Look through the records below and collect all lines that hold the string "generator".
=-=-=-=-=
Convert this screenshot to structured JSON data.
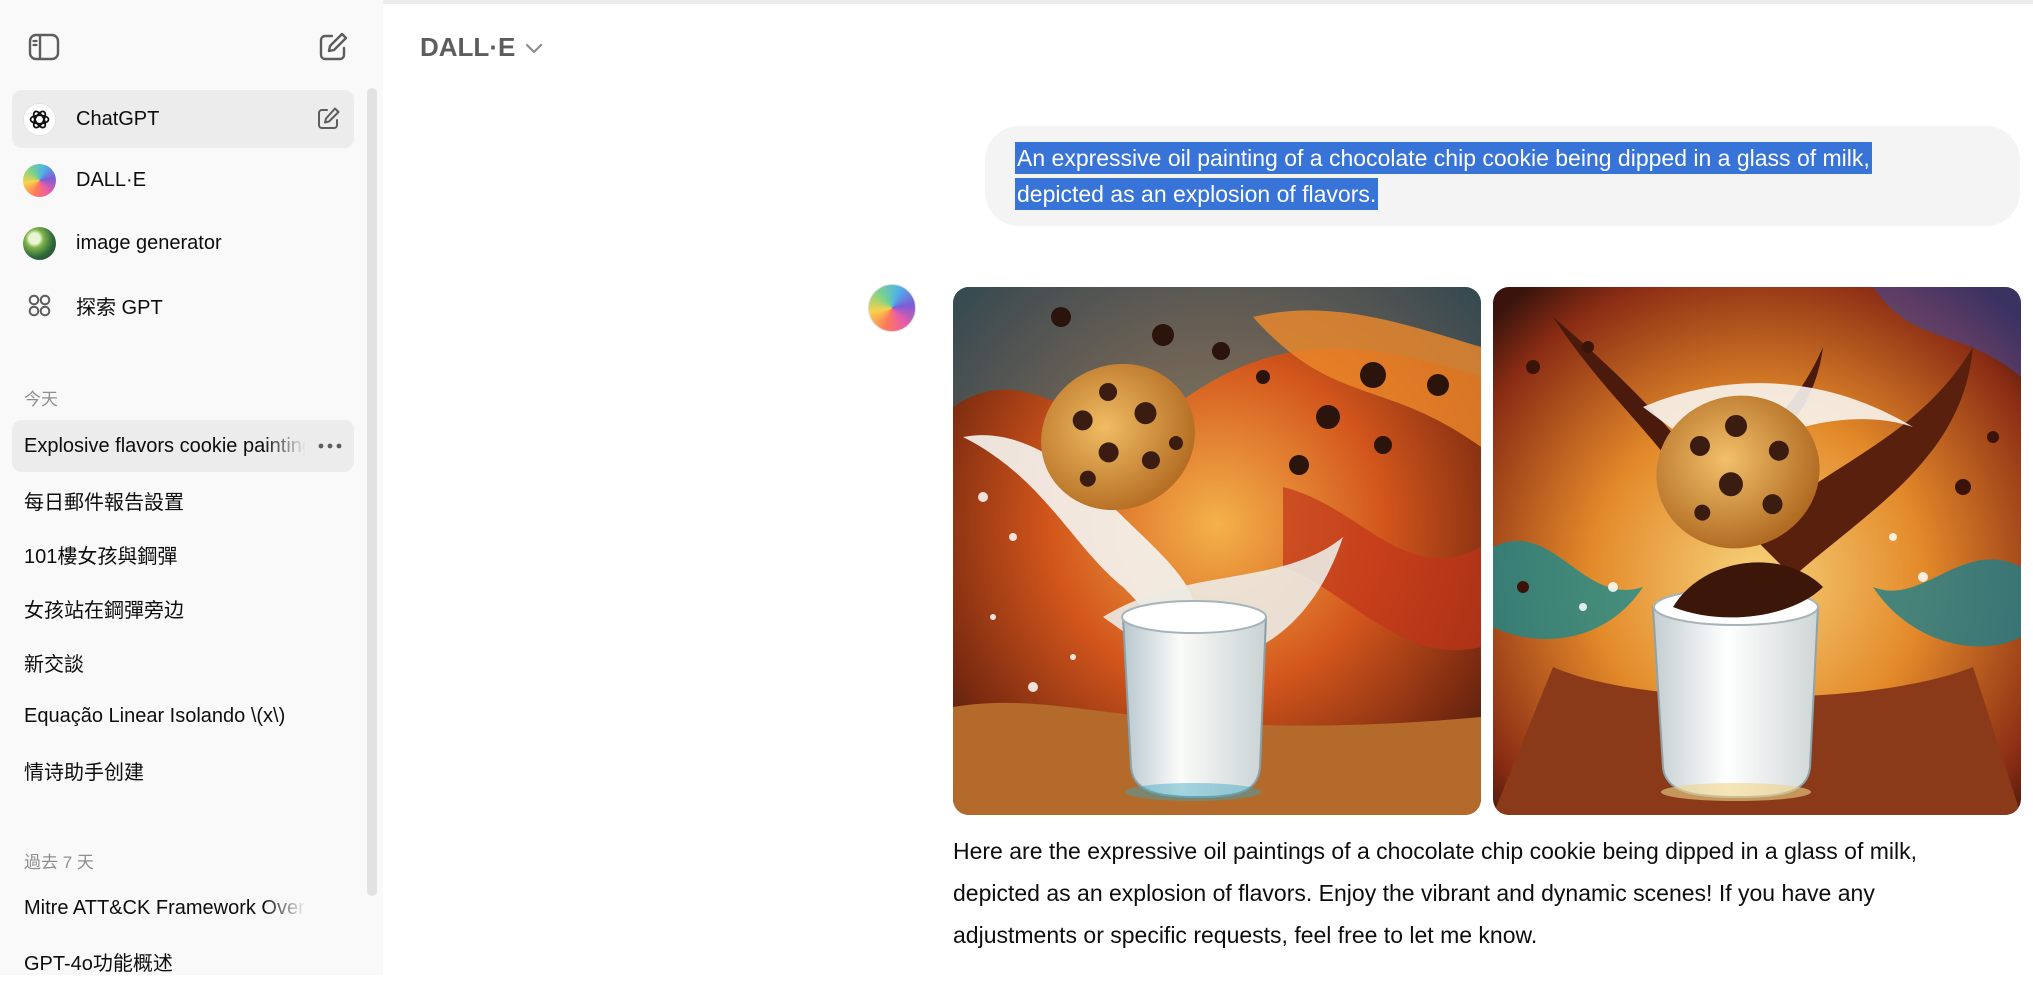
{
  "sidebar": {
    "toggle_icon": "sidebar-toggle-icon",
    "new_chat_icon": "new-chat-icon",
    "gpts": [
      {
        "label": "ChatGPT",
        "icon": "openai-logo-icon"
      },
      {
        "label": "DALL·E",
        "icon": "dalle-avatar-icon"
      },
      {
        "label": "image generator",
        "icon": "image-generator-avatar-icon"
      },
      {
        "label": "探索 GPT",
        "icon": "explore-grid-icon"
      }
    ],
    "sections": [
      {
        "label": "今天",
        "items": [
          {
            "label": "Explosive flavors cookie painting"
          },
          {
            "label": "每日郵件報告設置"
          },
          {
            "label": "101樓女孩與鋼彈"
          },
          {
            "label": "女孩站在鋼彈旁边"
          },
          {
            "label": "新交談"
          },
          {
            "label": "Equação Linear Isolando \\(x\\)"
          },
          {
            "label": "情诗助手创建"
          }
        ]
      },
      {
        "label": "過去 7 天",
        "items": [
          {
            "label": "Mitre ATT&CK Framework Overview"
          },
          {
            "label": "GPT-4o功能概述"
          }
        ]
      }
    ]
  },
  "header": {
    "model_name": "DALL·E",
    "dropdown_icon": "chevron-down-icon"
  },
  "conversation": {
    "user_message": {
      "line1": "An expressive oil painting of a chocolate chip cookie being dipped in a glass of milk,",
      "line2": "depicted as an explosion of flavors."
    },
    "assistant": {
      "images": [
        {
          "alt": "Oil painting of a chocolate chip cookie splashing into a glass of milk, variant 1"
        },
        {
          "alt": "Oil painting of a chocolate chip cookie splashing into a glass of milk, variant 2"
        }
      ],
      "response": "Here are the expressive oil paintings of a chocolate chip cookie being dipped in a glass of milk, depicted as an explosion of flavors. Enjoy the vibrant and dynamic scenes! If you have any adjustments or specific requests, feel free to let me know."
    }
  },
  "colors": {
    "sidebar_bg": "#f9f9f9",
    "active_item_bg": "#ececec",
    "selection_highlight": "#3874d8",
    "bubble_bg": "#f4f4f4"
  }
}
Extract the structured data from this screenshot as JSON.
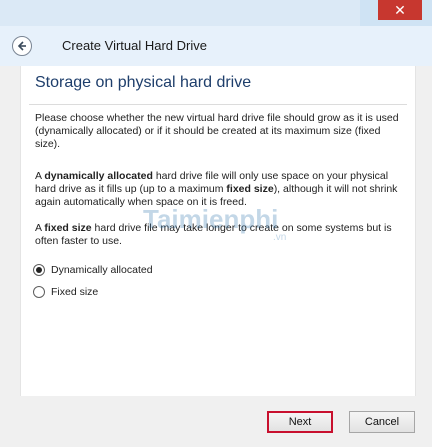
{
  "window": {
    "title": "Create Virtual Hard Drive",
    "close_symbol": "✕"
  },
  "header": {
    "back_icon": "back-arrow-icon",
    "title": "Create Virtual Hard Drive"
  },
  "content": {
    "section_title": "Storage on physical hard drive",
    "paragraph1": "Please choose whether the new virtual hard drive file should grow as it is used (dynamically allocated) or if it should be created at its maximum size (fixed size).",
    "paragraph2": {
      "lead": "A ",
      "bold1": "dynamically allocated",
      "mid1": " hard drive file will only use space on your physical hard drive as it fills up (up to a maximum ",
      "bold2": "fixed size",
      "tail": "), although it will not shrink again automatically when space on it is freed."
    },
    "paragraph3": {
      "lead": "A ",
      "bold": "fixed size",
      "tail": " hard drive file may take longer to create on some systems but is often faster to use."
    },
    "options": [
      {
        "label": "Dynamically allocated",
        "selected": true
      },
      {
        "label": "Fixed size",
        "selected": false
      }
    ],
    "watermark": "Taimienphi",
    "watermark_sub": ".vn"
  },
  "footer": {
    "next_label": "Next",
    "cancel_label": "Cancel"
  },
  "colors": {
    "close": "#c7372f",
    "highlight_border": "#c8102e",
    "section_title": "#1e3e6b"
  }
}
=-=-=-=-=
**Exercise answer**
        "label": "image generator",
        "icon": "image-generator-avatar-icon"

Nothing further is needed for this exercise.